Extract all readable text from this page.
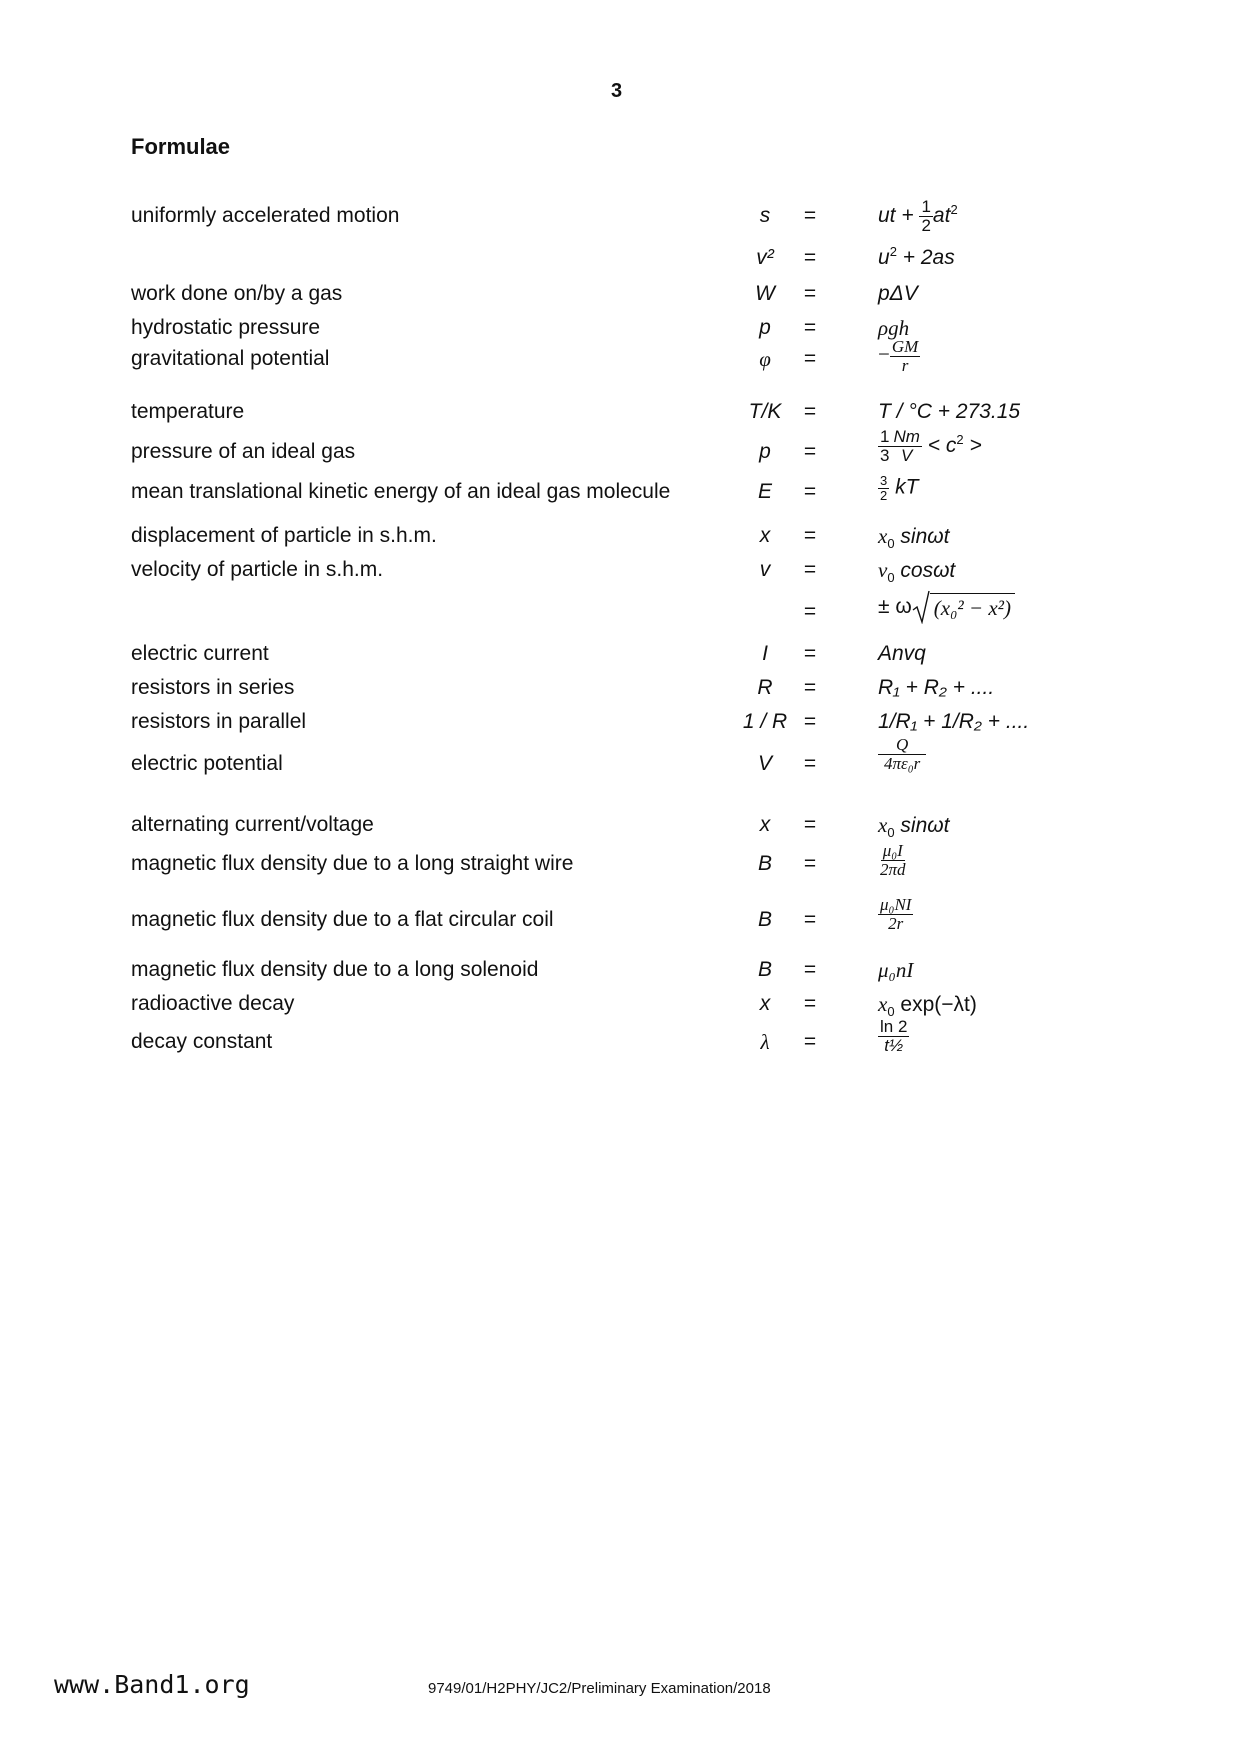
3
Formulae
uniformly accelerated motion
work done on/by a gas
hydrostatic pressure
gravitational potential
temperature
pressure of an ideal gas
mean translational kinetic energy of an ideal gas molecule
displacement of particle in s.h.m.
velocity of particle in s.h.m.
electric current
resistors in series
resistors in parallel
electric potential
alternating current/voltage
magnetic flux density due to a long straight wire
magnetic flux density due to a flat circular coil
magnetic flux density due to a long solenoid
radioactive decay
decay constant
s
v²
W
p
φ
T/K
p
E
x
v
I
R
1 / R
V
x
B
B
B
x
λ
=
=
=
=
=
=
=
=
=
=
=
=
=
=
=
=
=
=
=
=
=
ut + $\frac{1}{2} at^2$
$u^2 + 2as$
pΔV
ρgh
− $\frac{GM}{r}$
T / °C + 273.15
$\frac{1}{3} \frac{Nm}{V} < c^2$ >
$\frac{3}{2}$ kT
$x_0$ sinωt
$v_0$ cosωt
± ω (x₀² − x²)
Anvq
R₁ + R₂ + ....
1/R₁ + 1/R₂ + ....
$\frac{Q}{\text{4πε₀r}}$
$x_0$ sinωt
$\frac{\text{μ₀I}}{2\pi d}$
$\frac{\text{μ₀NI}}{2r}$
μ₀nI
$x_0$ exp(−λt)
$\frac{\ln 2}{\text{t½}}$
www.Band1.org	9749/01/H2PHY/JC2/Preliminary Examination/2018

==*==

- _WHAT IS BEING ASKED_
What comes back should match the records exactly, minus any pictures.

- _TASK OUTPUT_
Extract all readable text from this page.
3
Formulae
uniformly accelerated motion
work done on/by a gas
hydrostatic pressure
gravitational potential
temperature
pressure of an ideal gas
mean translational kinetic energy of an ideal gas molecule
displacement of particle in s.h.m.
velocity of particle in s.h.m.
electric current
resistors in series
resistors in parallel
electric potential
alternating current/voltage
magnetic flux density due to a long straight wire
magnetic flux density due to a flat circular coil
magnetic flux density due to a long solenoid
radioactive decay
decay constant
s
v²
W
p
φ
T/K
p
E
x
v
I
R
1 / R
V
x
B
B
B
x
λ
=
=
=
=
=
=
=
=
=
=
=
=
=
=
=
=
=
=
=
=
=
ut + $\frac{1}{2} at^2$
$u^2 + 2as$
pΔV
ρgh
− $\frac{GM}{r}$
T / °C + 273.15
$\frac{1}{3} \frac{Nm}{V} < c^2$ >
$\frac{3}{2}$ kT
$x_0$ sinωt
$v_0$ cosωt
± ω (x₀² − x²)
Anvq
R₁ + R₂ + ....
1/R₁ + 1/R₂ + ....
$\frac{Q}{\text{4πε₀r}}$
$x_0$ sinωt
$\frac{\text{μ₀I}}{2\pi d}$
$\frac{\text{μ₀NI}}{2r}$
μ₀nI
$x_0$ exp(−λt)
$\frac{\ln 2}{\text{t½}}$
www.Band1.org	9749/01/H2PHY/JC2/Preliminary Examination/2018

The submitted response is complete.